WHAT YOU SHOULD DO – From the entries below, copy every line that holds the word "statistics".

MATERIAL PROVIDED –
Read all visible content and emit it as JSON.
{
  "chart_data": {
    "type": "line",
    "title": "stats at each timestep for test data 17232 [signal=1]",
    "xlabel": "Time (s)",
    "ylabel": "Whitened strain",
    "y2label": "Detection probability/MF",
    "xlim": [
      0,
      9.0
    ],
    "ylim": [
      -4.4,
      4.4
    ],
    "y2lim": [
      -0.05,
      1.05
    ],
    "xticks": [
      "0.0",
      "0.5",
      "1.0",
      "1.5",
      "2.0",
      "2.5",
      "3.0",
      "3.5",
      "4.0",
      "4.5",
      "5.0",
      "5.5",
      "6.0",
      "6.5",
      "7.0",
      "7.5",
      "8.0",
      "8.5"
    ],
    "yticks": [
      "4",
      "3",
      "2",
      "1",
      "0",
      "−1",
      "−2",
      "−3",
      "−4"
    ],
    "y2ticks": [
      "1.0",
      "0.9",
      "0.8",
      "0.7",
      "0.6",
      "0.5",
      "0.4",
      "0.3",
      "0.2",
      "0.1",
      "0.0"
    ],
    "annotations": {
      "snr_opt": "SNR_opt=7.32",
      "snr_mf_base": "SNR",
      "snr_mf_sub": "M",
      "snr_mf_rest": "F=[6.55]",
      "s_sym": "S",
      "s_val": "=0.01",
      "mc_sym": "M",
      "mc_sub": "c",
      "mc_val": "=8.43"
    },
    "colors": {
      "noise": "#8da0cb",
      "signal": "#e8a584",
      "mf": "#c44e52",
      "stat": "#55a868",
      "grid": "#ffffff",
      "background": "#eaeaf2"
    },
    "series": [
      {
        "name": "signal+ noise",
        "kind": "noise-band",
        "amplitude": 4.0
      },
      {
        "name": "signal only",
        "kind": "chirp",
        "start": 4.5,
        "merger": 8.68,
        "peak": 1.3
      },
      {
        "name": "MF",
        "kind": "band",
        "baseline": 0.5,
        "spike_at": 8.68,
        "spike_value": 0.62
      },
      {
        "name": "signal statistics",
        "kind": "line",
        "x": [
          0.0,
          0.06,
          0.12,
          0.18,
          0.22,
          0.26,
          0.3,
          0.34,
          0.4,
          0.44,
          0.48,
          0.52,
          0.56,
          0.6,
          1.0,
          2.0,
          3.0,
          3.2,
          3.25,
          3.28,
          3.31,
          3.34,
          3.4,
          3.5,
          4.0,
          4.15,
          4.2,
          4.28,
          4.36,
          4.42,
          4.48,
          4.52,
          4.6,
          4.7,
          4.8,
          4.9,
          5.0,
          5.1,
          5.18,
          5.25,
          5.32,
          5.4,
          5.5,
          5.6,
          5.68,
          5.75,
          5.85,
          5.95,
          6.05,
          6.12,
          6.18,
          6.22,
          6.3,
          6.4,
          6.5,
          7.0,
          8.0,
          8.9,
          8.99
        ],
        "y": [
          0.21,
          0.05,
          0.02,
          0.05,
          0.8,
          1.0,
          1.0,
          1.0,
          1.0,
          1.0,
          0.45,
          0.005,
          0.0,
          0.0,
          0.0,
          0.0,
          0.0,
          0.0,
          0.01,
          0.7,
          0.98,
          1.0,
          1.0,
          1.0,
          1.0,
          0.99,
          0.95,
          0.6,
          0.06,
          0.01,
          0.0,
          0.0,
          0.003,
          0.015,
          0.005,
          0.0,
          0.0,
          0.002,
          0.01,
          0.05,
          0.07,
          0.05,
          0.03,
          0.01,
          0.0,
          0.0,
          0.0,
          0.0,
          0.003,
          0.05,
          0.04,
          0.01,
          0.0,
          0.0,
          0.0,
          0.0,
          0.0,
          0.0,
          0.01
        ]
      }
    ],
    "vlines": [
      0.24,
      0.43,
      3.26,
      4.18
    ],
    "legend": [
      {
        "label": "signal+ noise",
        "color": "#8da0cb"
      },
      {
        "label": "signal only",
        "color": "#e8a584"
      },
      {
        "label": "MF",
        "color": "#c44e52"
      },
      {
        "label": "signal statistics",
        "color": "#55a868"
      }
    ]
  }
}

IN RESPONSE –
        "name": "signal statistics",
        "label": "signal statistics",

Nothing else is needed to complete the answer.